● RECORDS FOR THE EXERCISE

>> Begin

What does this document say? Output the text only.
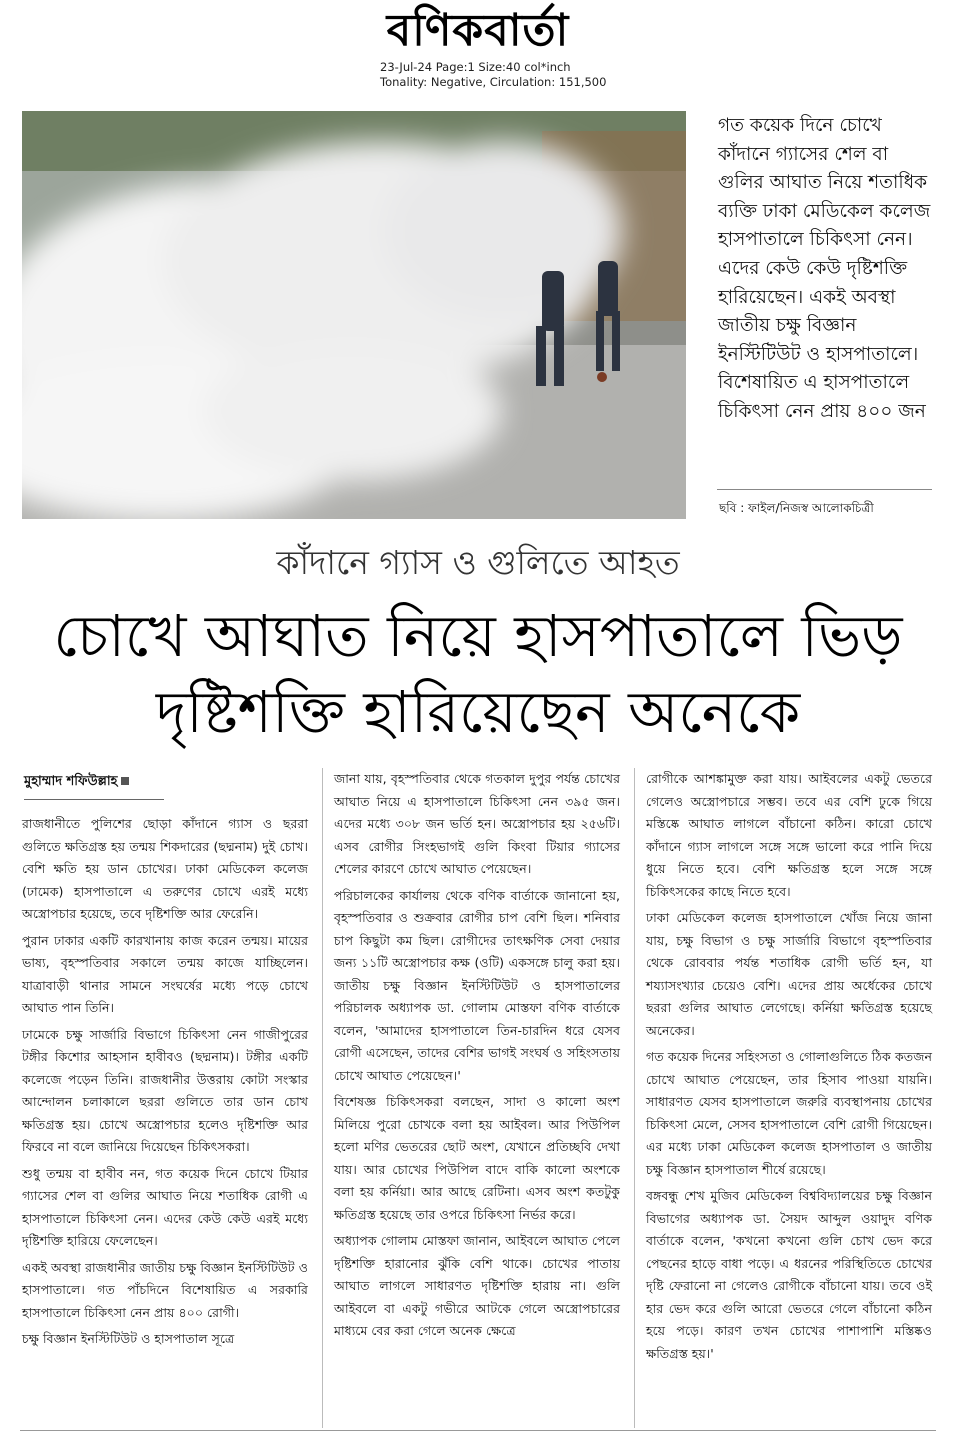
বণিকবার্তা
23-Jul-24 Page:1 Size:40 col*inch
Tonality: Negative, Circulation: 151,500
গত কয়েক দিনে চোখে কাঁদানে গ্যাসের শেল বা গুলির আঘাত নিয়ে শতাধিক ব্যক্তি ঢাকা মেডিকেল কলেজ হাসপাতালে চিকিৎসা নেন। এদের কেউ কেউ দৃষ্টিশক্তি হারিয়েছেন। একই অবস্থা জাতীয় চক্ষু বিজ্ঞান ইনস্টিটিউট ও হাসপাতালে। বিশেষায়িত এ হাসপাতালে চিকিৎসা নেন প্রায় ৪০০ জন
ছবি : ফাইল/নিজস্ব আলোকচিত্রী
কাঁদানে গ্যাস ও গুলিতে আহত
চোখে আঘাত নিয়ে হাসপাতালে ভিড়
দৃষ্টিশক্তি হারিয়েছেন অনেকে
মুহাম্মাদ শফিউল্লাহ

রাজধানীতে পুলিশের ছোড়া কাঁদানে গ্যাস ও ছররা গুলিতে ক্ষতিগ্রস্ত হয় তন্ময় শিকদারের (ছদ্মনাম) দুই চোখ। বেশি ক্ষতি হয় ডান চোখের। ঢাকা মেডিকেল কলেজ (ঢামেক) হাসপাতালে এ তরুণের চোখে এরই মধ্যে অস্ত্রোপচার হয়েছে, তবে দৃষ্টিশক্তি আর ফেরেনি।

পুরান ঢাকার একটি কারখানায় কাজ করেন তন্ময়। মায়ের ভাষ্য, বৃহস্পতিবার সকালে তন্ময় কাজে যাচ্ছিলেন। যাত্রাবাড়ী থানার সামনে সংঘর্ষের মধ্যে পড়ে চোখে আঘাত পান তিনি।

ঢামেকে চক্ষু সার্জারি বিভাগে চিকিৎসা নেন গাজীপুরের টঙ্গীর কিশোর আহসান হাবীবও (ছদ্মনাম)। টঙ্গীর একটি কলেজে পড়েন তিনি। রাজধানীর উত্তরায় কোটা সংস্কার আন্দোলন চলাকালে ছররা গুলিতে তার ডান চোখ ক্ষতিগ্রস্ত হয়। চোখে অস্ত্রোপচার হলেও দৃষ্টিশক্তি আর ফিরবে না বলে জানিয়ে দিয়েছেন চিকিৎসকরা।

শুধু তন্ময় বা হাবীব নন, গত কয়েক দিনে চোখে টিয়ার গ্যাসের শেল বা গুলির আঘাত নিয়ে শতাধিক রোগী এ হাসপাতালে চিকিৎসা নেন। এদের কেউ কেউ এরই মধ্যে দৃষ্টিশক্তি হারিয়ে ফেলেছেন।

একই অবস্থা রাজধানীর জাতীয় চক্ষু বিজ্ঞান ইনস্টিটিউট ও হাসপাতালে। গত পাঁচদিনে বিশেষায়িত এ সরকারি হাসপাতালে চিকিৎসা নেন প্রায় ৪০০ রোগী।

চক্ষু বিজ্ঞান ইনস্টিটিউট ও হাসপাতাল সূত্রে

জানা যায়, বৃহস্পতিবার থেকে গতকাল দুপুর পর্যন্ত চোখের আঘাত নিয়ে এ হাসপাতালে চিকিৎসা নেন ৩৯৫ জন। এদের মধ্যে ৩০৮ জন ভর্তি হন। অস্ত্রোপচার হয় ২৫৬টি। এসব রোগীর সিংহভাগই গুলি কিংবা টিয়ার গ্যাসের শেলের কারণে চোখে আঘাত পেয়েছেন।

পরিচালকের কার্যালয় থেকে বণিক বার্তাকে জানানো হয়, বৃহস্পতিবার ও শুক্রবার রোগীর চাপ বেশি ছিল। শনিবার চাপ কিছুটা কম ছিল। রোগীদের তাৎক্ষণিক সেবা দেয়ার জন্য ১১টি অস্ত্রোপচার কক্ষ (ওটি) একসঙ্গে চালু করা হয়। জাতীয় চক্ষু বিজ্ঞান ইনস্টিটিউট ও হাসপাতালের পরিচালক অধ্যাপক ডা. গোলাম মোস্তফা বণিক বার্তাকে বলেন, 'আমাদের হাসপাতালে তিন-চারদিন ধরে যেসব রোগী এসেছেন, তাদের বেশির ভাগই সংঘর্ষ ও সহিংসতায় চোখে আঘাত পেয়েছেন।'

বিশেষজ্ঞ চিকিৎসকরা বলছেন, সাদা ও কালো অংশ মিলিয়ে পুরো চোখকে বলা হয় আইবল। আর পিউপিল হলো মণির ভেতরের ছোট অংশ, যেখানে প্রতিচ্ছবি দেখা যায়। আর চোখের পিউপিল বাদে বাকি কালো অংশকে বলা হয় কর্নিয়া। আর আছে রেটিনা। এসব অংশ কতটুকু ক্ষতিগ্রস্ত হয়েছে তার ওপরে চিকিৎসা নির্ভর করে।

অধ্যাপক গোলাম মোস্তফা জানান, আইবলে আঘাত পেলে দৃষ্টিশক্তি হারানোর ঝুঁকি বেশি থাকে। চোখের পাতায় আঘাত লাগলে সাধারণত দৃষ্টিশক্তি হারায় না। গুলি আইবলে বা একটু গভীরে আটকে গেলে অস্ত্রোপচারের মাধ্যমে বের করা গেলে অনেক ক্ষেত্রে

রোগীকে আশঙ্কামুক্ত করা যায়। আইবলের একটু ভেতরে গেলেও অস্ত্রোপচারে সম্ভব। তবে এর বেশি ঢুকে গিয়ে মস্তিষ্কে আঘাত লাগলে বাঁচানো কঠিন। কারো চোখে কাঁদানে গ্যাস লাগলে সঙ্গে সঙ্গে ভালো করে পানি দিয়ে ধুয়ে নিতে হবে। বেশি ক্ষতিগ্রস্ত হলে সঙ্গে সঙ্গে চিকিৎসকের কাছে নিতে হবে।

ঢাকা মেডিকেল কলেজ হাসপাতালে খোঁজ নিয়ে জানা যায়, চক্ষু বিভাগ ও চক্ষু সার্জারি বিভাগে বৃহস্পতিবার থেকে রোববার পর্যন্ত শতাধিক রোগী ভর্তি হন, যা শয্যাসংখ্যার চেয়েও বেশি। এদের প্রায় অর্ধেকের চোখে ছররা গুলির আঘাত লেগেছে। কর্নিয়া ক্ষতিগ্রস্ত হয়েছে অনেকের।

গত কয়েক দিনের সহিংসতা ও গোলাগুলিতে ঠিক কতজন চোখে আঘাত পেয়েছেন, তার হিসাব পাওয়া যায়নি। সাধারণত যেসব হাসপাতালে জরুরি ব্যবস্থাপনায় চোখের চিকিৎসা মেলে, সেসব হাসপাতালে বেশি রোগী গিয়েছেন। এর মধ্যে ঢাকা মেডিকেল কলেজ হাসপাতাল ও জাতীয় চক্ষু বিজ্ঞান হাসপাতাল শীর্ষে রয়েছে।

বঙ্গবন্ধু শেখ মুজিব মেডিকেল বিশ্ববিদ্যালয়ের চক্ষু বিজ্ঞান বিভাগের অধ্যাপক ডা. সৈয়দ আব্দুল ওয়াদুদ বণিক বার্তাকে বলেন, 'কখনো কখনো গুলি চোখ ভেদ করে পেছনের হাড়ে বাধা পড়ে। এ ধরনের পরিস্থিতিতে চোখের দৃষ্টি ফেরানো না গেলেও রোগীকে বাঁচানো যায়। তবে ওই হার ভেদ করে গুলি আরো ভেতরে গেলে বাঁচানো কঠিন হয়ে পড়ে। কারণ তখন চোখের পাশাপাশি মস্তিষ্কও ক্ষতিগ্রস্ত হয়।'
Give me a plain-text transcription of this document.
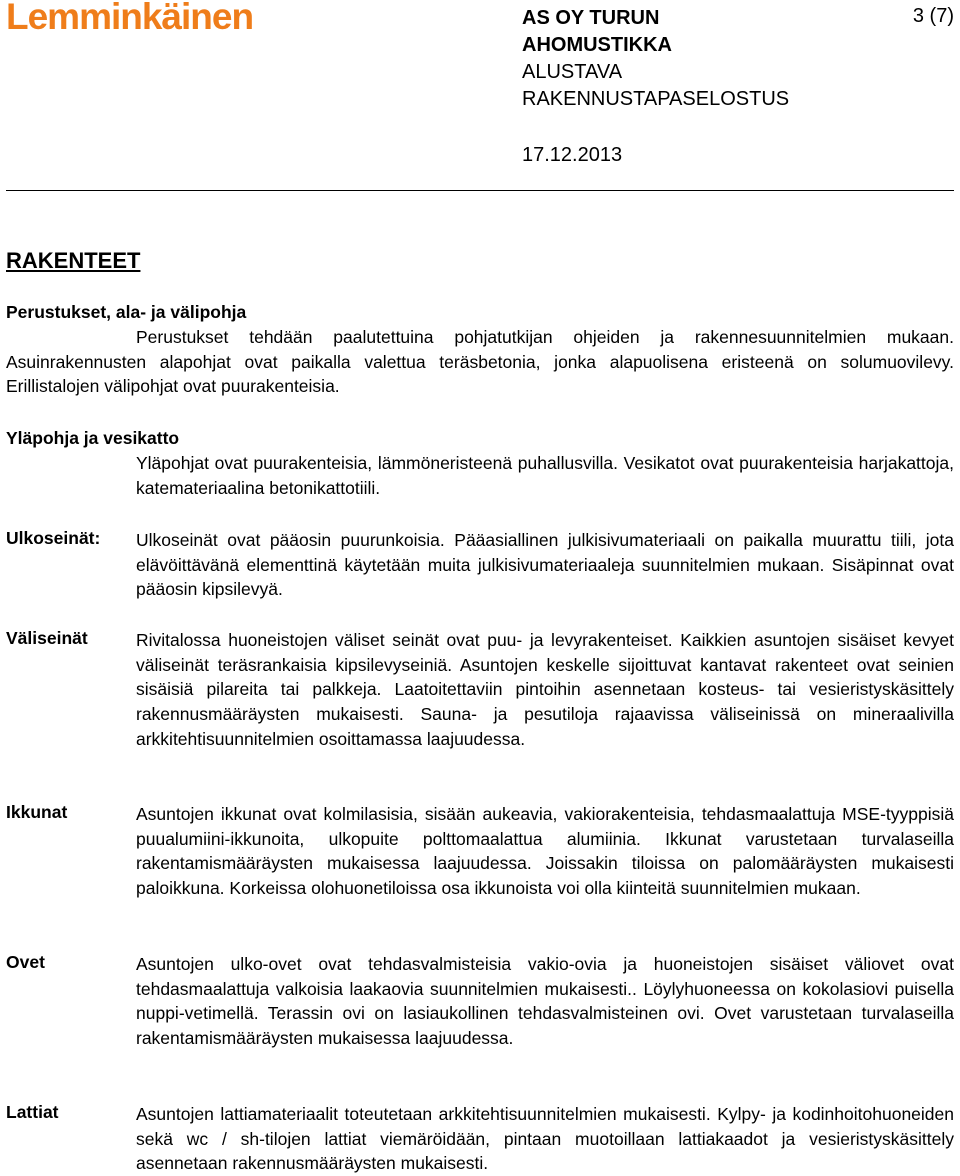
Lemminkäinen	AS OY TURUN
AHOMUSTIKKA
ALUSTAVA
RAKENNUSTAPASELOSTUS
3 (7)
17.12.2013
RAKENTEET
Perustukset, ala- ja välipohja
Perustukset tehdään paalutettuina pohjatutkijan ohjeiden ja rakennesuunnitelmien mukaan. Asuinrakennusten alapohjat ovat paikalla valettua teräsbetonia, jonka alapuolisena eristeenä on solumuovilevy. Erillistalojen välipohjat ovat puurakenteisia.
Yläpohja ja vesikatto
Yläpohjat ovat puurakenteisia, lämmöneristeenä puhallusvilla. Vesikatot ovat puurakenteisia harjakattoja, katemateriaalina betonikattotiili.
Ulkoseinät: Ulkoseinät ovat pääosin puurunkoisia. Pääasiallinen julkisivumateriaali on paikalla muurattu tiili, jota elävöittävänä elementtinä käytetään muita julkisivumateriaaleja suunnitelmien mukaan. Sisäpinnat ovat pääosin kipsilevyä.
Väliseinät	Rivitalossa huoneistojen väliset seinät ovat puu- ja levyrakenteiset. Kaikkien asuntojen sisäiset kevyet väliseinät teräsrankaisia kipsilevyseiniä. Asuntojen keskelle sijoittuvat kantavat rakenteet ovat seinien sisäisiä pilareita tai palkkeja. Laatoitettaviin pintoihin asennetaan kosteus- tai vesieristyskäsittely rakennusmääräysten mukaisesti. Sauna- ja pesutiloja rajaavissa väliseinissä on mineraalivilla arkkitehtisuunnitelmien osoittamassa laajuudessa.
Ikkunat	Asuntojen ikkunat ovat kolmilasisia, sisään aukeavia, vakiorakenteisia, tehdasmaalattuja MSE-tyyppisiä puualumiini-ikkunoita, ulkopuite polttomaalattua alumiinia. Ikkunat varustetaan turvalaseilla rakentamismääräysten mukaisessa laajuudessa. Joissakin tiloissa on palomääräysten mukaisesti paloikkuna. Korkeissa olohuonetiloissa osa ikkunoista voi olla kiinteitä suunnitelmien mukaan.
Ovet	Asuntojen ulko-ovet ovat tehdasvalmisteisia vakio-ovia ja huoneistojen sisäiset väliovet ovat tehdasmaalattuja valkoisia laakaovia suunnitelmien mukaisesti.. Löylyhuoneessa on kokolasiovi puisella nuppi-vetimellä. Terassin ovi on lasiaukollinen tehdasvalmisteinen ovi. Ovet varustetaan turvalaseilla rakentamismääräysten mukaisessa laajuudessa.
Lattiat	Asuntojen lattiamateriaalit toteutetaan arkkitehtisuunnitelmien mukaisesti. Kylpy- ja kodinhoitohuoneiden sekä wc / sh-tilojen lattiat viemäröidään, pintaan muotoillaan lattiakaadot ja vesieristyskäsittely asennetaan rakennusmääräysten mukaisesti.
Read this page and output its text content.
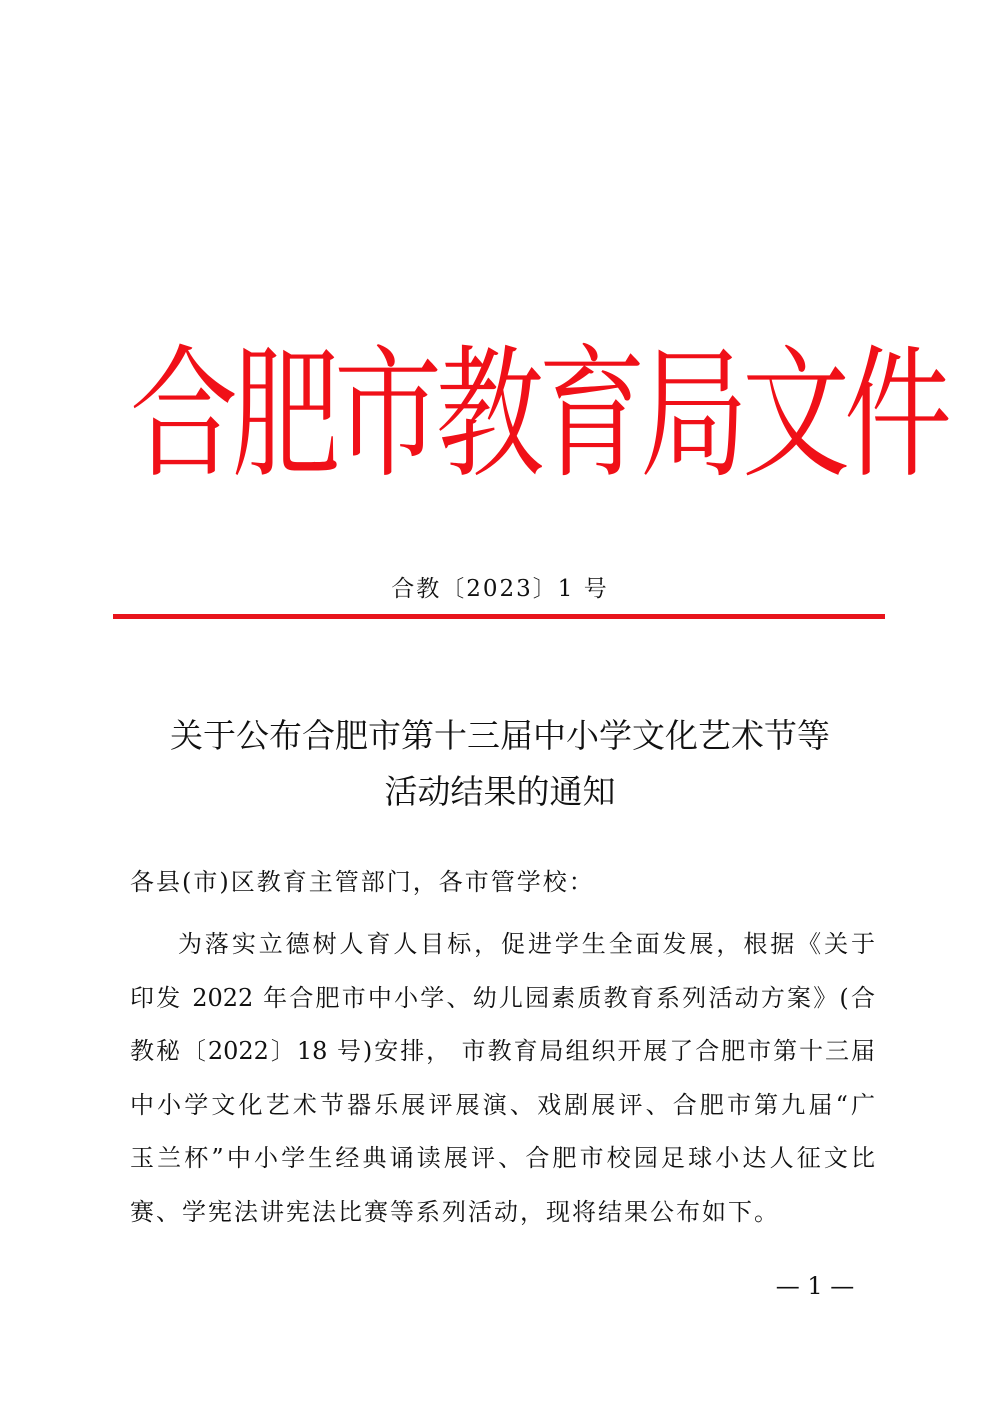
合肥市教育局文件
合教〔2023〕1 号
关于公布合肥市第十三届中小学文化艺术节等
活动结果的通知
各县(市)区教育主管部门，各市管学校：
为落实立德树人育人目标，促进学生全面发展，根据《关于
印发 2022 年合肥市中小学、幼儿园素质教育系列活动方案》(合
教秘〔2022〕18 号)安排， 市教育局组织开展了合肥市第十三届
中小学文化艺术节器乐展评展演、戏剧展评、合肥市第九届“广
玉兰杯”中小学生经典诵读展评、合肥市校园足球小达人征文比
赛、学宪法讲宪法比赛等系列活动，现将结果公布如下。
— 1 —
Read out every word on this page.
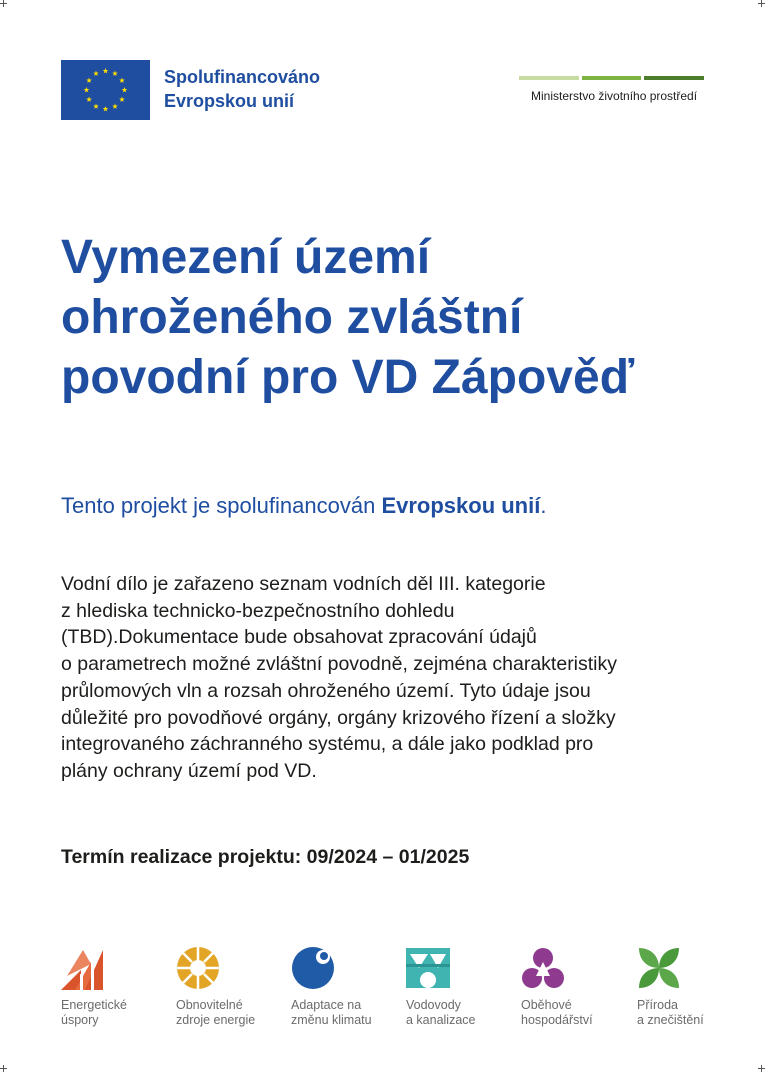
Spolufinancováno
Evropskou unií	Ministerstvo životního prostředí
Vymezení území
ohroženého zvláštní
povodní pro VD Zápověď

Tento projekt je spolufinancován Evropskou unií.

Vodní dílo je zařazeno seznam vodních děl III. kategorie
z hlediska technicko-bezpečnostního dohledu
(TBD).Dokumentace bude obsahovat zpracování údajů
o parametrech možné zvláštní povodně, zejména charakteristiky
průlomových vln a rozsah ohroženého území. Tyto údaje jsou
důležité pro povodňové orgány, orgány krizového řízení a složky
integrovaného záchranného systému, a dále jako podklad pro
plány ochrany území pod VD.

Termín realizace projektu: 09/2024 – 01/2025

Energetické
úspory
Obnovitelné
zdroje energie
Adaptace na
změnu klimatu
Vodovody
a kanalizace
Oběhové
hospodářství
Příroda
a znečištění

>> End

● PROBLEM DESCRIPTION
Copy out every line where the word "mukaan" occurs.

● TASK ANSWER
Perustukset tehdään paalutettuina pohjatutkijan ohjeiden ja rakennesuunnitelmien mukaan. Asuinrakennusten alapohjat ovat paikalla valettua teräsbetonia, jonka alapuolisena eristeenä on solumuovilevy. Erillistalojen välipohjat ovat puurakenteisia.
Ulkoseinät: Ulkoseinät ovat pääosin puurunkoisia. Pääasiallinen julkisivumateriaali on paikalla muurattu tiili, jota elävöittävänä elementtinä käytetään muita julkisivumateriaaleja suunnitelmien mukaan. Sisäpinnat ovat pääosin kipsilevyä.
Ikkunat	Asuntojen ikkunat ovat kolmilasisia, sisään aukeavia, vakiorakenteisia, tehdasmaalattuja MSE-tyyppisiä puualumiini-ikkunoita, ulkopuite polttomaalattua alumiinia. Ikkunat varustetaan turvalaseilla rakentamismääräysten mukaisessa laajuudessa. Joissakin tiloissa on palomääräysten mukaisesti paloikkuna. Korkeissa olohuonetiloissa osa ikkunoista voi olla kiinteitä suunnitelmien mukaan.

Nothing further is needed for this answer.